**YOUR OBJECTIVE**
Would you restate all the data that follows, word for word?

▬▬▬▬▬▬▬▬▬▬

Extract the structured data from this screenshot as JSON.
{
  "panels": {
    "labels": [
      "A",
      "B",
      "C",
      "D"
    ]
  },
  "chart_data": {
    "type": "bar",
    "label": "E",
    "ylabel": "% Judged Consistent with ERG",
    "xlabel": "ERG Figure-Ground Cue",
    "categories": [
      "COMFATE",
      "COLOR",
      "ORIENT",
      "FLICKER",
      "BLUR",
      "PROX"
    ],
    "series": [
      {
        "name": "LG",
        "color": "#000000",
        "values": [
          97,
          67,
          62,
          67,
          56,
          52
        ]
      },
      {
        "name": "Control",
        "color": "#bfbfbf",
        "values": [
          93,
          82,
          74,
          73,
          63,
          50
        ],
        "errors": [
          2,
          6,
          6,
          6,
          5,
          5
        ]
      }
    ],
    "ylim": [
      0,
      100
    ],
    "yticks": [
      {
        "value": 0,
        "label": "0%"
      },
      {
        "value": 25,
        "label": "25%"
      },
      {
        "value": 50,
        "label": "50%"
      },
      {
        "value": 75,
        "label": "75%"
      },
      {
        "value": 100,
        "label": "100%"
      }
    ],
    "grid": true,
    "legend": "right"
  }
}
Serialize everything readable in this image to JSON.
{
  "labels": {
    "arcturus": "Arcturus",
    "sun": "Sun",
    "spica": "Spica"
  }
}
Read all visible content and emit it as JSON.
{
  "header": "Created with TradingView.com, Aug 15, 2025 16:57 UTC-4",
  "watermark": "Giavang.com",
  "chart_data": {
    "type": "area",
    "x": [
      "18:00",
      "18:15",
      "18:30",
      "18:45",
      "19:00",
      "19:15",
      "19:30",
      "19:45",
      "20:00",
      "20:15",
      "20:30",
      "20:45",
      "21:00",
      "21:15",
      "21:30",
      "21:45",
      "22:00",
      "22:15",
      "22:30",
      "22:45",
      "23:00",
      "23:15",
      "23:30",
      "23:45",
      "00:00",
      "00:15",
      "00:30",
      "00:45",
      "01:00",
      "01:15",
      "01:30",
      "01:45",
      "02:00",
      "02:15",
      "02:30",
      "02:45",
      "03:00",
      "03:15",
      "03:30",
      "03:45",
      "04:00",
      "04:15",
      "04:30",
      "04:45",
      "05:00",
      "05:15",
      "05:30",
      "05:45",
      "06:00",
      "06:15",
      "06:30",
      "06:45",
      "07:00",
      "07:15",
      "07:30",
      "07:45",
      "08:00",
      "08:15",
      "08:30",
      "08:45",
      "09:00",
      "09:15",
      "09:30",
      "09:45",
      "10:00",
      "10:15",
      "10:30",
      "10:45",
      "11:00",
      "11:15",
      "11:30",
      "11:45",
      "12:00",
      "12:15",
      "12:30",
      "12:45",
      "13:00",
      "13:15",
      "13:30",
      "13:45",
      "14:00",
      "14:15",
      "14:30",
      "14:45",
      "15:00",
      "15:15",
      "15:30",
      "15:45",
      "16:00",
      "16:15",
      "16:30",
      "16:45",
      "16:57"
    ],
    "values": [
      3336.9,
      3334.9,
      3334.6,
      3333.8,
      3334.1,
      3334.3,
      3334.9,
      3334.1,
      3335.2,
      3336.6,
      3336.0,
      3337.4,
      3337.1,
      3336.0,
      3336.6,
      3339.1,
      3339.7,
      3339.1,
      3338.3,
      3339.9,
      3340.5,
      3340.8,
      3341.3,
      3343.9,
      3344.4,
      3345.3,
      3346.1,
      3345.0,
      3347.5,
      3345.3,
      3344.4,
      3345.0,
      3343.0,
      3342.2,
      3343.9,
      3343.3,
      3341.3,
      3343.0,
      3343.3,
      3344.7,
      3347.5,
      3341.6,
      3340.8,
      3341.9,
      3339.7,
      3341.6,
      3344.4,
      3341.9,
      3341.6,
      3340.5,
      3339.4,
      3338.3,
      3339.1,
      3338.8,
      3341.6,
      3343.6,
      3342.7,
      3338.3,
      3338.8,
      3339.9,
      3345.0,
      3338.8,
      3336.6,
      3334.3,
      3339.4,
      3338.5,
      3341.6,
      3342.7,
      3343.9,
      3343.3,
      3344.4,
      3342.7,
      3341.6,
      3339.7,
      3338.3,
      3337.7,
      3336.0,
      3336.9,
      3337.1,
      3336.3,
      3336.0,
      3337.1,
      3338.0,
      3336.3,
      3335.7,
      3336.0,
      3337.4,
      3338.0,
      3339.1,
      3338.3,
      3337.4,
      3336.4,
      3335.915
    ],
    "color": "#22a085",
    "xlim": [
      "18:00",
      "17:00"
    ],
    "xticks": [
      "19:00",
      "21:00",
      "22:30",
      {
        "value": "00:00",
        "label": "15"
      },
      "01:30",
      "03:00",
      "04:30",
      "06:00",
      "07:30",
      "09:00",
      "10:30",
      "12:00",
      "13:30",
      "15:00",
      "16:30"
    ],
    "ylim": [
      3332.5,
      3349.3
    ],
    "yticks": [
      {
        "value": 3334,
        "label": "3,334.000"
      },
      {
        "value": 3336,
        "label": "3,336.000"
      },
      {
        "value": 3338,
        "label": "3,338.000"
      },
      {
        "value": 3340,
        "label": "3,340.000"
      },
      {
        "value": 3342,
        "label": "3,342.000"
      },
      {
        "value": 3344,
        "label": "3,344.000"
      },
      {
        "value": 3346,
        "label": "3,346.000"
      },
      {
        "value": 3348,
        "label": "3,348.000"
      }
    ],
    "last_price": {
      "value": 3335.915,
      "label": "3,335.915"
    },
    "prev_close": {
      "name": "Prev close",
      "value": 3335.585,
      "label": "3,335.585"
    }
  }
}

▬▬▬▬▬▬▬▬▬▬

**RESPONSE TO THE EXERCISE**
Extract the structured data from this screenshot as JSON.
{
  "panels": {
    "labels": [
      "A",
      "B",
      "C",
      "D"
    ]
  },
  "chart_data": {
    "type": "bar",
    "label": "E",
    "ylabel": "% Judged Consistent with ERG",
    "xlabel": "ERG Figure-Ground Cue",
    "categories": [
      "COMFATE",
      "COLOR",
      "ORIENT",
      "FLICKER",
      "BLUR",
      "PROX"
    ],
    "series": [
      {
        "name": "LG",
        "color": "#000000",
        "values": [
          97,
          67,
          62,
          67,
          56,
          52
        ]
      },
      {
        "name": "Control",
        "color": "#bfbfbf",
        "values": [
          93,
          82,
          74,
          73,
          63,
          50
        ],
        "errors": [
          2,
          6,
          6,
          6,
          5,
          5
        ]
      }
    ],
    "ylim": [
      0,
      100
    ],
    "yticks": [
      {
        "value": 0,
        "label": "0%"
      },
      {
        "value": 25,
        "label": "25%"
      },
      {
        "value": 50,
        "label": "50%"
      },
      {
        "value": 75,
        "label": "75%"
      },
      {
        "value": 100,
        "label": "100%"
      }
    ],
    "grid": true,
    "legend": "right"
  }
}
Serialize everything readable in this image to JSON.
{
  "labels": {
    "arcturus": "Arcturus",
    "sun": "Sun",
    "spica": "Spica"
  }
}
Read all visible content and emit it as JSON.
{
  "header": "Created with TradingView.com, Aug 15, 2025 16:57 UTC-4",
  "watermark": "Giavang.com",
  "chart_data": {
    "type": "area",
    "x": [
      "18:00",
      "18:15",
      "18:30",
      "18:45",
      "19:00",
      "19:15",
      "19:30",
      "19:45",
      "20:00",
      "20:15",
      "20:30",
      "20:45",
      "21:00",
      "21:15",
      "21:30",
      "21:45",
      "22:00",
      "22:15",
      "22:30",
      "22:45",
      "23:00",
      "23:15",
      "23:30",
      "23:45",
      "00:00",
      "00:15",
      "00:30",
      "00:45",
      "01:00",
      "01:15",
      "01:30",
      "01:45",
      "02:00",
      "02:15",
      "02:30",
      "02:45",
      "03:00",
      "03:15",
      "03:30",
      "03:45",
      "04:00",
      "04:15",
      "04:30",
      "04:45",
      "05:00",
      "05:15",
      "05:30",
      "05:45",
      "06:00",
      "06:15",
      "06:30",
      "06:45",
      "07:00",
      "07:15",
      "07:30",
      "07:45",
      "08:00",
      "08:15",
      "08:30",
      "08:45",
      "09:00",
      "09:15",
      "09:30",
      "09:45",
      "10:00",
      "10:15",
      "10:30",
      "10:45",
      "11:00",
      "11:15",
      "11:30",
      "11:45",
      "12:00",
      "12:15",
      "12:30",
      "12:45",
      "13:00",
      "13:15",
      "13:30",
      "13:45",
      "14:00",
      "14:15",
      "14:30",
      "14:45",
      "15:00",
      "15:15",
      "15:30",
      "15:45",
      "16:00",
      "16:15",
      "16:30",
      "16:45",
      "16:57"
    ],
    "values": [
      3336.9,
      3334.9,
      3334.6,
      3333.8,
      3334.1,
      3334.3,
      3334.9,
      3334.1,
      3335.2,
      3336.6,
      3336.0,
      3337.4,
      3337.1,
      3336.0,
      3336.6,
      3339.1,
      3339.7,
      3339.1,
      3338.3,
      3339.9,
      3340.5,
      3340.8,
      3341.3,
      3343.9,
      3344.4,
      3345.3,
      3346.1,
      3345.0,
      3347.5,
      3345.3,
      3344.4,
      3345.0,
      3343.0,
      3342.2,
      3343.9,
      3343.3,
      3341.3,
      3343.0,
      3343.3,
      3344.7,
      3347.5,
      3341.6,
      3340.8,
      3341.9,
      3339.7,
      3341.6,
      3344.4,
      3341.9,
      3341.6,
      3340.5,
      3339.4,
      3338.3,
      3339.1,
      3338.8,
      3341.6,
      3343.6,
      3342.7,
      3338.3,
      3338.8,
      3339.9,
      3345.0,
      3338.8,
      3336.6,
      3334.3,
      3339.4,
      3338.5,
      3341.6,
      3342.7,
      3343.9,
      3343.3,
      3344.4,
      3342.7,
      3341.6,
      3339.7,
      3338.3,
      3337.7,
      3336.0,
      3336.9,
      3337.1,
      3336.3,
      3336.0,
      3337.1,
      3338.0,
      3336.3,
      3335.7,
      3336.0,
      3337.4,
      3338.0,
      3339.1,
      3338.3,
      3337.4,
      3336.4,
      3335.915
    ],
    "color": "#22a085",
    "xlim": [
      "18:00",
      "17:00"
    ],
    "xticks": [
      "19:00",
      "21:00",
      "22:30",
      {
        "value": "00:00",
        "label": "15"
      },
      "01:30",
      "03:00",
      "04:30",
      "06:00",
      "07:30",
      "09:00",
      "10:30",
      "12:00",
      "13:30",
      "15:00",
      "16:30"
    ],
    "ylim": [
      3332.5,
      3349.3
    ],
    "yticks": [
      {
        "value": 3334,
        "label": "3,334.000"
      },
      {
        "value": 3336,
        "label": "3,336.000"
      },
      {
        "value": 3338,
        "label": "3,338.000"
      },
      {
        "value": 3340,
        "label": "3,340.000"
      },
      {
        "value": 3342,
        "label": "3,342.000"
      },
      {
        "value": 3344,
        "label": "3,344.000"
      },
      {
        "value": 3346,
        "label": "3,346.000"
      },
      {
        "value": 3348,
        "label": "3,348.000"
      }
    ],
    "last_price": {
      "value": 3335.915,
      "label": "3,335.915"
    },
    "prev_close": {
      "name": "Prev close",
      "value": 3335.585,
      "label": "3,335.585"
    }
  }
}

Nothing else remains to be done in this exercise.